Of all the lines in the material, how many include the word "favorites"? Give only the number.

====== The data ======

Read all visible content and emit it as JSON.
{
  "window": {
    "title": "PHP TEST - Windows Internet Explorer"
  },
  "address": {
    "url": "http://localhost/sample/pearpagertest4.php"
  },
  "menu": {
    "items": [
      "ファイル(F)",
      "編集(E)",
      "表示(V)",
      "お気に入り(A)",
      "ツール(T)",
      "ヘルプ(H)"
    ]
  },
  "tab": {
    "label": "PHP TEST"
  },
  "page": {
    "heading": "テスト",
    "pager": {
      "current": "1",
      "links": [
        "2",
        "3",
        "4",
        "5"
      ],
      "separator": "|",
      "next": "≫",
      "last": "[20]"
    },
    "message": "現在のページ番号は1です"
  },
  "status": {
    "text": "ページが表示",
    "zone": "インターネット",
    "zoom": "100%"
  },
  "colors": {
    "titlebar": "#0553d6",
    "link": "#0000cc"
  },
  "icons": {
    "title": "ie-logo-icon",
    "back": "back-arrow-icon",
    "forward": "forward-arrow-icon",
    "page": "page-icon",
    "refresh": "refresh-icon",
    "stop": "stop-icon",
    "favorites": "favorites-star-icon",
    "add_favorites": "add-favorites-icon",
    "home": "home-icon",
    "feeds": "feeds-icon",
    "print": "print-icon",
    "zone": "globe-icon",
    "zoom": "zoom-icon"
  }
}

======

Problem solution - 2